> [AVAILABLE RECORDS]
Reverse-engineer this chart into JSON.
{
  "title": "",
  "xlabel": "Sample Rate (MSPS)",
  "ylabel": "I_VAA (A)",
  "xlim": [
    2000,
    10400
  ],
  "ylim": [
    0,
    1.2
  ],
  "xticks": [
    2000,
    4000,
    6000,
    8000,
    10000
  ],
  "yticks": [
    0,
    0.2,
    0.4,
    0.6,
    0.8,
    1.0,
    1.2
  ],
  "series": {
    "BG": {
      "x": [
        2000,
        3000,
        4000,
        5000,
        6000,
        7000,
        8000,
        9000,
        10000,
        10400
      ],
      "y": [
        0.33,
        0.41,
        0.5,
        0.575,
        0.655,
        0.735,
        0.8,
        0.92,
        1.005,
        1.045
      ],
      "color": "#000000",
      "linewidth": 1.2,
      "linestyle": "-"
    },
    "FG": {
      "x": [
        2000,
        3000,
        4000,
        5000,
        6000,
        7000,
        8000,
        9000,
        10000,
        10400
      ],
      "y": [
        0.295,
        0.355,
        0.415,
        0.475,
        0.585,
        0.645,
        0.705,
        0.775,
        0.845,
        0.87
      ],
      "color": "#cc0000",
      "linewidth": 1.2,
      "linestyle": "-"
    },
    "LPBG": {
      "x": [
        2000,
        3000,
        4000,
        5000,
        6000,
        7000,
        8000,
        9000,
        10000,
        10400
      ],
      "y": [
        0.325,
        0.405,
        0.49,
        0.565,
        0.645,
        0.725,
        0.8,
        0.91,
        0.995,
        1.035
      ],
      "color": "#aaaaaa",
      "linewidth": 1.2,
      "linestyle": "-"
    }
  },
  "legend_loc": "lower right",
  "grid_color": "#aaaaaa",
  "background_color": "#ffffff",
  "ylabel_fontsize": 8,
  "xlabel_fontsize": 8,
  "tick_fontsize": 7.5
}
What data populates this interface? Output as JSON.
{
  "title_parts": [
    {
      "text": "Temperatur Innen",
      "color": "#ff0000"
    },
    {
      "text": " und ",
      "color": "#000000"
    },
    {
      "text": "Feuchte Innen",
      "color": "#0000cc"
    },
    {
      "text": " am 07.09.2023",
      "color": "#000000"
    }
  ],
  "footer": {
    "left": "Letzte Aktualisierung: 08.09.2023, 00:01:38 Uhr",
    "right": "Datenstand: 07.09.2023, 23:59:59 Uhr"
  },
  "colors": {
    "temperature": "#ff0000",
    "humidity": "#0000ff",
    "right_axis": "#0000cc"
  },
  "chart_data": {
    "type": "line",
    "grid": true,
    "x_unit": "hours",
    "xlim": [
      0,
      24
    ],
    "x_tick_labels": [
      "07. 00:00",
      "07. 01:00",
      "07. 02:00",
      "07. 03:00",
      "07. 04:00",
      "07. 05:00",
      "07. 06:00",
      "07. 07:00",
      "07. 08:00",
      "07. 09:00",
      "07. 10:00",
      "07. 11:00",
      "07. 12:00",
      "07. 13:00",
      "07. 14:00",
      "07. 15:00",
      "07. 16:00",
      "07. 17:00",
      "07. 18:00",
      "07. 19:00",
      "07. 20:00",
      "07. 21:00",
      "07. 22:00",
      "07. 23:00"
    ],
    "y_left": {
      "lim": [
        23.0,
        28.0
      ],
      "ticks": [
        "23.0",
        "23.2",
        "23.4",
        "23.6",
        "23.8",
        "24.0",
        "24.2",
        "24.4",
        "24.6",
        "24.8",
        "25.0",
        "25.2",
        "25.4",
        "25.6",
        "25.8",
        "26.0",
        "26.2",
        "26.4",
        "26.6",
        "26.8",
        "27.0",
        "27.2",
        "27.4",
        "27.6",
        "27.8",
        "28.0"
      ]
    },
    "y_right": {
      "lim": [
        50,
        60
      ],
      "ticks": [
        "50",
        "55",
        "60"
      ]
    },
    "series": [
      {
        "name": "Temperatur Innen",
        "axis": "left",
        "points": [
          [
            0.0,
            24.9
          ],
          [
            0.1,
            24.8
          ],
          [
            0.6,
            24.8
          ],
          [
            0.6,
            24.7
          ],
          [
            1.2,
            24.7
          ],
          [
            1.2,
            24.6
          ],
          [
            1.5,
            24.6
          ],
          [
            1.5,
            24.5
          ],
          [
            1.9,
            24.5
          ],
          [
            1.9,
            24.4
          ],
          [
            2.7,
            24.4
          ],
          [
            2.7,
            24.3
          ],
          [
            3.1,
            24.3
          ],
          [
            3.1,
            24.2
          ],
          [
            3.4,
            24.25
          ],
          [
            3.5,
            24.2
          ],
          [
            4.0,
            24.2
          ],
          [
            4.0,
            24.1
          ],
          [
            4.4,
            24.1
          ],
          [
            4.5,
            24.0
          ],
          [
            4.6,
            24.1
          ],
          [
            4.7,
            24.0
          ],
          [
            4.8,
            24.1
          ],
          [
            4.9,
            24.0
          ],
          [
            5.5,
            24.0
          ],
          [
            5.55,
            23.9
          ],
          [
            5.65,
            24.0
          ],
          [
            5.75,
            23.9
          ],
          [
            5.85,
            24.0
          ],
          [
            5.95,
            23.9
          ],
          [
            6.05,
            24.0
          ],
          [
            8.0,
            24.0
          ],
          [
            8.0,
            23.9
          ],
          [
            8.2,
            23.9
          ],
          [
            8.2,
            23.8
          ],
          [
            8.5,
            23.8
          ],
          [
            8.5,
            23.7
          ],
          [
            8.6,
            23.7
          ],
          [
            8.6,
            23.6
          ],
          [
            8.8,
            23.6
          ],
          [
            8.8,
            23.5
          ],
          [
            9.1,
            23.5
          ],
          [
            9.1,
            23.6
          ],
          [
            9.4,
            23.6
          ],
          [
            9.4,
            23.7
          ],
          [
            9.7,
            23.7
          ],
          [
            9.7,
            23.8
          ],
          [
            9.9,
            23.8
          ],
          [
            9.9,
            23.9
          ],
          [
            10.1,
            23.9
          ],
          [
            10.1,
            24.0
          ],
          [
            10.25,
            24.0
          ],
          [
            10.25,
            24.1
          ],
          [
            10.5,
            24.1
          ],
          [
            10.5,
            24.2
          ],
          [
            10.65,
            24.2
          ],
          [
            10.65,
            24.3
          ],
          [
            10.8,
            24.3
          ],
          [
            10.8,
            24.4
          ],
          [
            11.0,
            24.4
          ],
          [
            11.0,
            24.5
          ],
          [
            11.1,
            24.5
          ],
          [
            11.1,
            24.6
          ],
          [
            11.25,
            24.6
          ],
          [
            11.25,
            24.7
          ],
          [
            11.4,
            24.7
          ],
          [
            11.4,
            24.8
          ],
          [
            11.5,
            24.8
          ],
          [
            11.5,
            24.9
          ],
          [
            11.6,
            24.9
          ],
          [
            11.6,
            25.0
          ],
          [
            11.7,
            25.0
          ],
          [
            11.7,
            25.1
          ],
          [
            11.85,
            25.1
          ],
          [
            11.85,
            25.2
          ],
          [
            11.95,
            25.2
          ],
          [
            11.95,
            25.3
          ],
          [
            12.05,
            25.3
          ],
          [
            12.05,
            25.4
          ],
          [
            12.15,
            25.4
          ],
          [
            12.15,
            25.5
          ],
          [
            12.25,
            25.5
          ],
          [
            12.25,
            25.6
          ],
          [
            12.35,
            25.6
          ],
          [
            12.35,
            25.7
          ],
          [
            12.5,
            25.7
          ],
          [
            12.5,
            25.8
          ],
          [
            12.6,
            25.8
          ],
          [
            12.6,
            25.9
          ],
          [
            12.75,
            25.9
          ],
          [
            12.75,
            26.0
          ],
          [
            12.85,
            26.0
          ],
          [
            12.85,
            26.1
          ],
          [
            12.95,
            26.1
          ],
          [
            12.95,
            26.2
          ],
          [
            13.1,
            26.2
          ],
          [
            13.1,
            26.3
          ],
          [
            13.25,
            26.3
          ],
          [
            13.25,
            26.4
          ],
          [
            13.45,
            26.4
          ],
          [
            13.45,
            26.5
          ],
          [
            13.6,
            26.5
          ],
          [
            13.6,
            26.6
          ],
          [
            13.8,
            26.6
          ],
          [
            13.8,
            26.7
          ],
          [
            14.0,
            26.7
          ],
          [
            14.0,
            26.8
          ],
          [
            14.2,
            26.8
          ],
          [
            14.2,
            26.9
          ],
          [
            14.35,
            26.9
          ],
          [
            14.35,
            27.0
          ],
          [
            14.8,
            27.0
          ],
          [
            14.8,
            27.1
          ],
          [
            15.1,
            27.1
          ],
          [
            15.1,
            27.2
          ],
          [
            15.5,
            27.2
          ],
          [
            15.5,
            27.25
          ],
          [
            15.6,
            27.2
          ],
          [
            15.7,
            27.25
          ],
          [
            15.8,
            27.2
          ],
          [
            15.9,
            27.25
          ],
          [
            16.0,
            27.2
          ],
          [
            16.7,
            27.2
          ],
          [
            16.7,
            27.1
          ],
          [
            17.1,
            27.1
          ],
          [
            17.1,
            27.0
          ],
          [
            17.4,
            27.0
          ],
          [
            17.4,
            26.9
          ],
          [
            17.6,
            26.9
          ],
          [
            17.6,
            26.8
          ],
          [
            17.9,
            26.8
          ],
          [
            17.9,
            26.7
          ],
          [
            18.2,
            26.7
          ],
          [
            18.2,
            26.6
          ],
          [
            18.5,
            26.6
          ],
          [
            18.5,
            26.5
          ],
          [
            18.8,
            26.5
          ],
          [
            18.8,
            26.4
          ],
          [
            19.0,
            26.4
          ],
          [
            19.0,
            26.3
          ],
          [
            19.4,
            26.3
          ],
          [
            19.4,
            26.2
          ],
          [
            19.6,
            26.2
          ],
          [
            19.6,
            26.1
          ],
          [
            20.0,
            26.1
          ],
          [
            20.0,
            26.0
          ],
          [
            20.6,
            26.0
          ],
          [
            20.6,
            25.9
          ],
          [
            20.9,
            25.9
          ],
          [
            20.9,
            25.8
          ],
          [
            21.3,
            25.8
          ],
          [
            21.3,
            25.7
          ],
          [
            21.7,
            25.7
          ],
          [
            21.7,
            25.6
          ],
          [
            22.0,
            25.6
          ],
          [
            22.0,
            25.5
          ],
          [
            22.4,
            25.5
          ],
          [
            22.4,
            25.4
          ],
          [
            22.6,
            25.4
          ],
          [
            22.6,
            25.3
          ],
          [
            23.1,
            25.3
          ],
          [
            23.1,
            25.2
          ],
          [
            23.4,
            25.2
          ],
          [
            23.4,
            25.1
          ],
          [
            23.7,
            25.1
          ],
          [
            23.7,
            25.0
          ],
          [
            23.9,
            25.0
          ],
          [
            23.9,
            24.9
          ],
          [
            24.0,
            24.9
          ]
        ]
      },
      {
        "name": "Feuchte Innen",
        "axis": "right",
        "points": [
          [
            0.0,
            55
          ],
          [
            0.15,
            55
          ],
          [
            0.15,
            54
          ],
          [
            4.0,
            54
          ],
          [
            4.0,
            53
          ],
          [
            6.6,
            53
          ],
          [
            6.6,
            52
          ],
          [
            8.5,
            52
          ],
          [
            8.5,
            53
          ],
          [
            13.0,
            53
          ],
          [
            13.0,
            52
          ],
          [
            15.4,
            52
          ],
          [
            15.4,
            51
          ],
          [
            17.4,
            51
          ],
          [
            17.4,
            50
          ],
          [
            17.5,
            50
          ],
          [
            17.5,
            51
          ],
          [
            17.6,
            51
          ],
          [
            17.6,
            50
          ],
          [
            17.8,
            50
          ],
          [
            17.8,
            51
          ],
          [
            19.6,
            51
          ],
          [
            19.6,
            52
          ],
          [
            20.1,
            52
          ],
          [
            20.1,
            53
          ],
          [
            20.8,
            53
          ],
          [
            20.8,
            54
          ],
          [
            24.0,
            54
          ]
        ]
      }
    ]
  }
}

> [EXERCISE OBJECTIVE] Identify which lines contain the word "Innen" and copy each one.

> [EXERCISE ANSWER]
      "text": "Temperatur Innen",
      "text": "Feuchte Innen",
        "name": "Temperatur Innen",
        "name": "Feuchte Innen",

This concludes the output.